# [TASK BRIEF]
List each line of the data in which the string "работ" appears.

# [Items from a data source]
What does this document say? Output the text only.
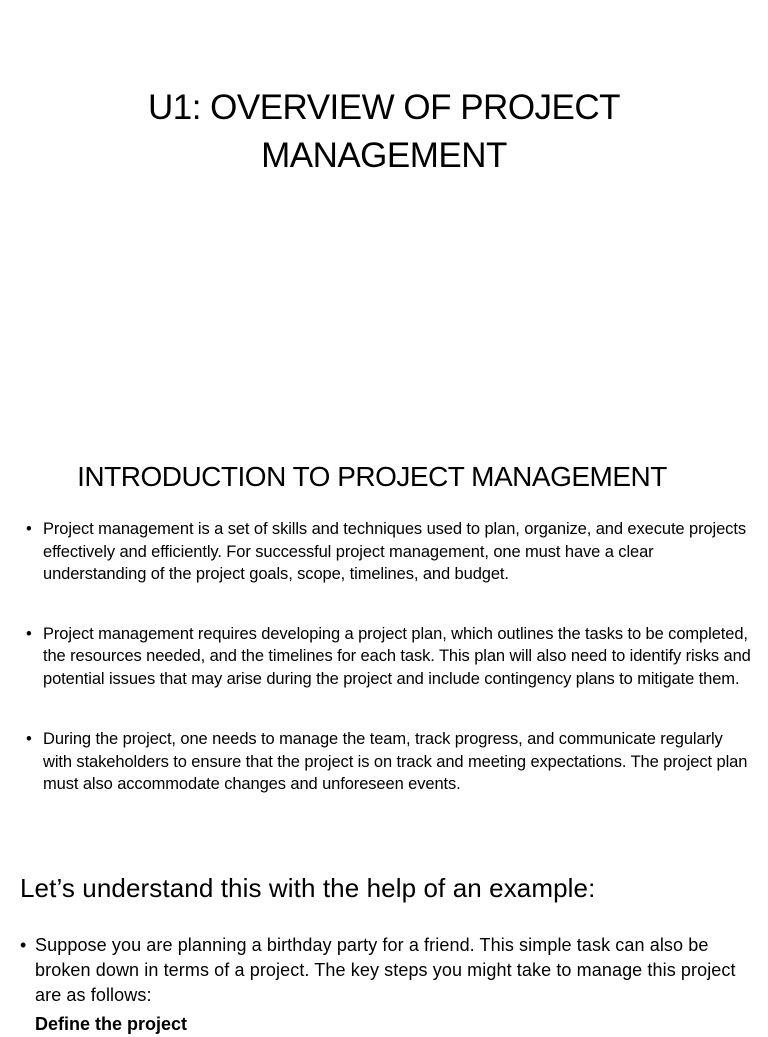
U1: OVERVIEW OF PROJECT
MANAGEMENT
INTRODUCTION TO PROJECT MANAGEMENT
• Project management is a set of skills and techniques used to plan, organize, and execute projects effectively and efficiently. For successful project management, one must have a clear understanding of the project goals, scope, timelines, and budget.
• Project management requires developing a project plan, which outlines the tasks to be completed, the resources needed, and the timelines for each task. This plan will also need to identify risks and potential issues that may arise during the project and include contingency plans to mitigate them.
• During the project, one needs to manage the team, track progress, and communicate regularly with stakeholders to ensure that the project is on track and meeting expectations. The project plan must also accommodate changes and unforeseen events.
Let’s understand this with the help of an example:
• Suppose you are planning a birthday party for a friend. This simple task can also be broken down in terms of a project. The key steps you might take to manage this project are as follows:
Define the project
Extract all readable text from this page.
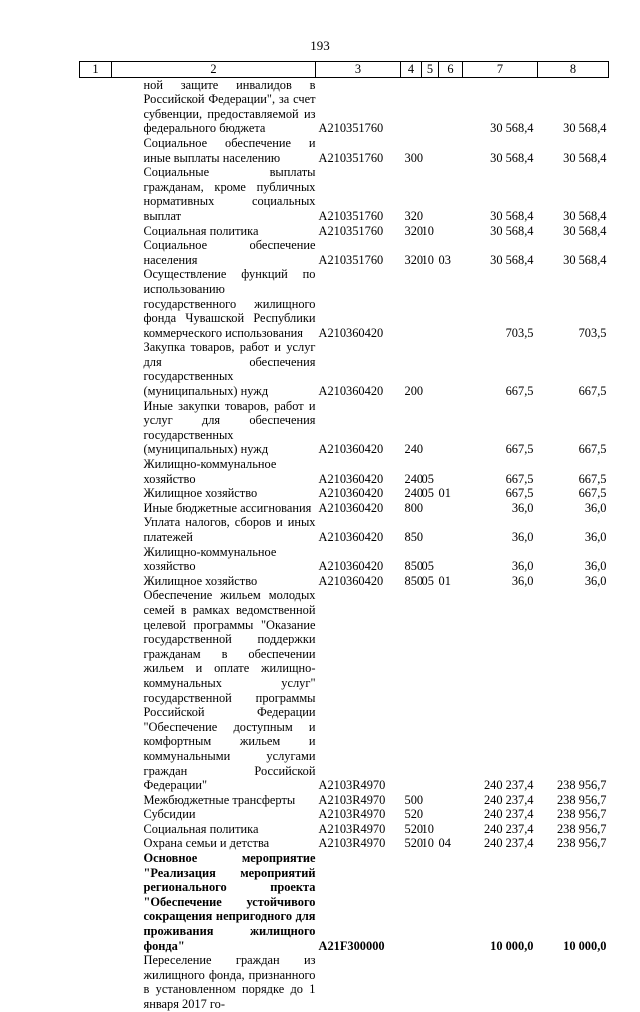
193
1	2	3	4	5	6	7	8
	ной защите инвалидов в Российской Федерации", за счет субвенции, предоставляемой из федерального бюджета	А210351760				30 568,4	30 568,4
	Социальное обеспечение и иные выплаты населению	А210351760	300			30 568,4	30 568,4
	Социальные выплаты гражданам, кроме публичных нормативных социальных выплат	А210351760	320			30 568,4	30 568,4
	Социальная политика	А210351760	320	10		30 568,4	30 568,4
	Социальное обеспечение населения	А210351760	320	10	03	30 568,4	30 568,4
	Осуществление функций по использованию государственного жилищного фонда Чувашской Республики коммерческого использования	А210360420				703,5	703,5
	Закупка товаров, работ и услуг для обеспечения государственных (муниципальных) нужд	А210360420	200			667,5	667,5
	Иные закупки товаров, работ и услуг для обеспечения государственных (муниципальных) нужд	А210360420	240			667,5	667,5
	Жилищно-коммунальное хозяйство	А210360420	240	05		667,5	667,5
	Жилищное хозяйство	А210360420	240	05	01	667,5	667,5
	Иные бюджетные ассигнования	А210360420	800			36,0	36,0
	Уплата налогов, сборов и иных платежей	А210360420	850			36,0	36,0
	Жилищно-коммунальное хозяйство	А210360420	850	05		36,0	36,0
	Жилищное хозяйство	А210360420	850	05	01	36,0	36,0
	Обеспечение жильем молодых семей в рамках ведомственной целевой программы "Оказание государственной поддержки гражданам в обеспечении жильем и оплате жилищно-коммунальных услуг" государственной программы Российской Федерации "Обеспечение доступным и комфортным жильем и коммунальными услугами граждан Российской Федерации"	А2103R4970				240 237,4	238 956,7
	Межбюджетные трансферты	А2103R4970	500			240 237,4	238 956,7
	Субсидии	А2103R4970	520			240 237,4	238 956,7
	Социальная политика	А2103R4970	520	10		240 237,4	238 956,7
	Охрана семьи и детства	А2103R4970	520	10	04	240 237,4	238 956,7
	Основное мероприятие "Реализация мероприятий регионального проекта "Обеспечение устойчивого сокращения непригодного для проживания жилищного фонда"	А21F300000				10 000,0	10 000,0
	Переселение граждан из жилищного фонда, признанного в установленном порядке до 1 января 2017 го-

# [TASK SOLUTION]
	Закупка товаров, работ и услуг для обеспечения государственных (муниципальных) нужд	А210360420	200			667,5	667,5
	Иные закупки товаров, работ и услуг для обеспечения государственных (муниципальных) нужд	А210360420	240			667,5	667,5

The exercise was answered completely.